Source records:
----

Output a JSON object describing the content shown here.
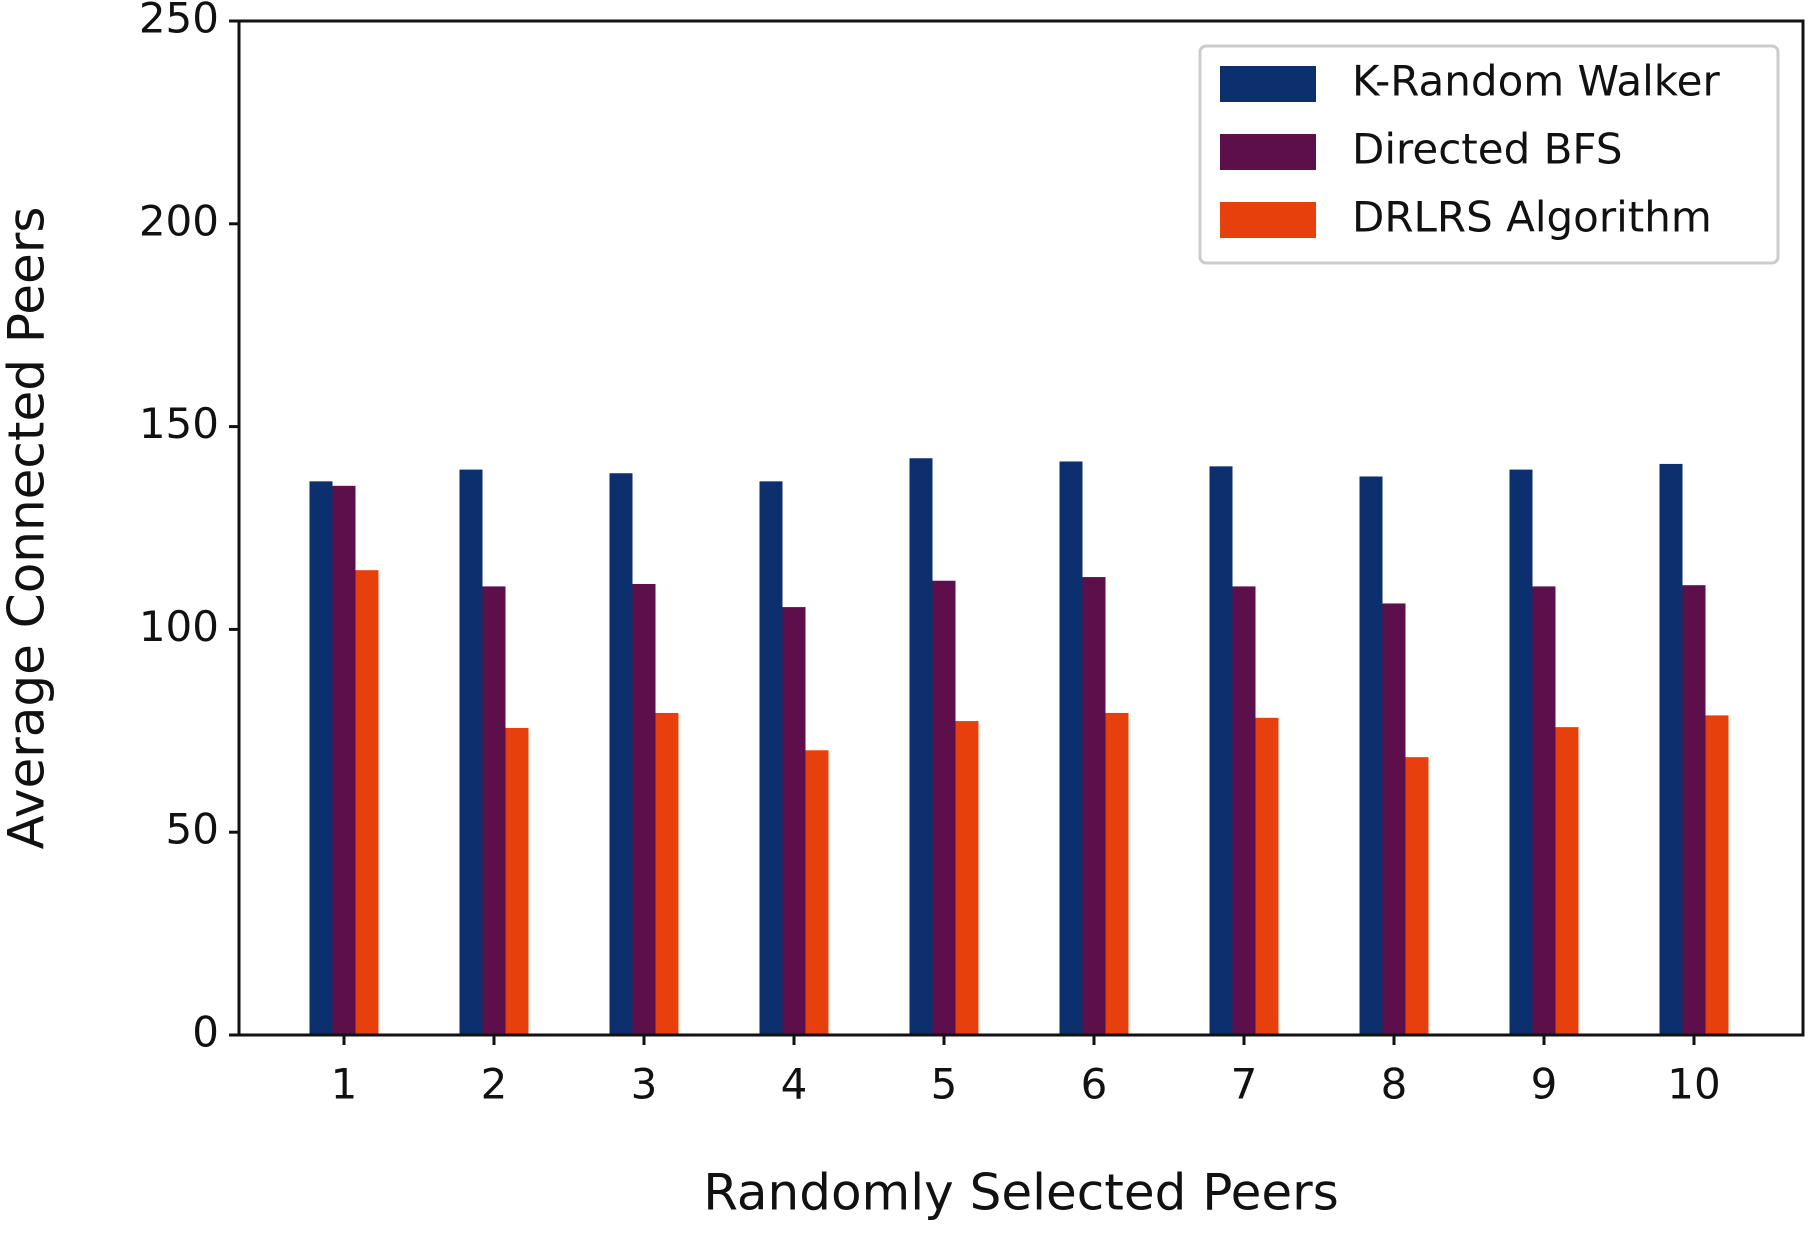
{
  "chart_data": {
    "type": "bar",
    "x_label": "Randomly Selected Peers",
    "y_label": "Average Connected Peers",
    "categories": [
      "1",
      "2",
      "3",
      "4",
      "5",
      "6",
      "7",
      "8",
      "9",
      "10"
    ],
    "series": [
      {
        "name": "K-Random Walker",
        "color": "#0c2f6e",
        "values": [
          136.5,
          139.4,
          138.5,
          136.5,
          142.2,
          141.4,
          140.2,
          137.7,
          139.4,
          140.8
        ]
      },
      {
        "name": "Directed BFS",
        "color": "#5c0f4a",
        "values": [
          135.4,
          110.6,
          111.2,
          105.5,
          112,
          112.9,
          110.6,
          106.4,
          110.6,
          110.9
        ]
      },
      {
        "name": "DRLRS Algorithm",
        "color": "#e8400c",
        "values": [
          114.6,
          75.7,
          79.4,
          70.2,
          77.4,
          79.4,
          78.2,
          68.5,
          75.9,
          78.8
        ]
      }
    ],
    "ylim": [
      0,
      250
    ],
    "yticks": [
      0,
      50,
      100,
      150,
      200,
      250
    ],
    "legend": "upper right"
  }
}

----

What is being asked: Leave the pictures out, and transcribe each of the records exactly.

Correct output:
Output a JSON object describing the content shown here.
{
  "chart_data": {
    "type": "bar",
    "x_label": "Randomly Selected Peers",
    "y_label": "Average Connected Peers",
    "categories": [
      "1",
      "2",
      "3",
      "4",
      "5",
      "6",
      "7",
      "8",
      "9",
      "10"
    ],
    "series": [
      {
        "name": "K-Random Walker",
        "color": "#0c2f6e",
        "values": [
          136.5,
          139.4,
          138.5,
          136.5,
          142.2,
          141.4,
          140.2,
          137.7,
          139.4,
          140.8
        ]
      },
      {
        "name": "Directed BFS",
        "color": "#5c0f4a",
        "values": [
          135.4,
          110.6,
          111.2,
          105.5,
          112,
          112.9,
          110.6,
          106.4,
          110.6,
          110.9
        ]
      },
      {
        "name": "DRLRS Algorithm",
        "color": "#e8400c",
        "values": [
          114.6,
          75.7,
          79.4,
          70.2,
          77.4,
          79.4,
          78.2,
          68.5,
          75.9,
          78.8
        ]
      }
    ],
    "ylim": [
      0,
      250
    ],
    "yticks": [
      0,
      50,
      100,
      150,
      200,
      250
    ],
    "legend": "upper right"
  }
}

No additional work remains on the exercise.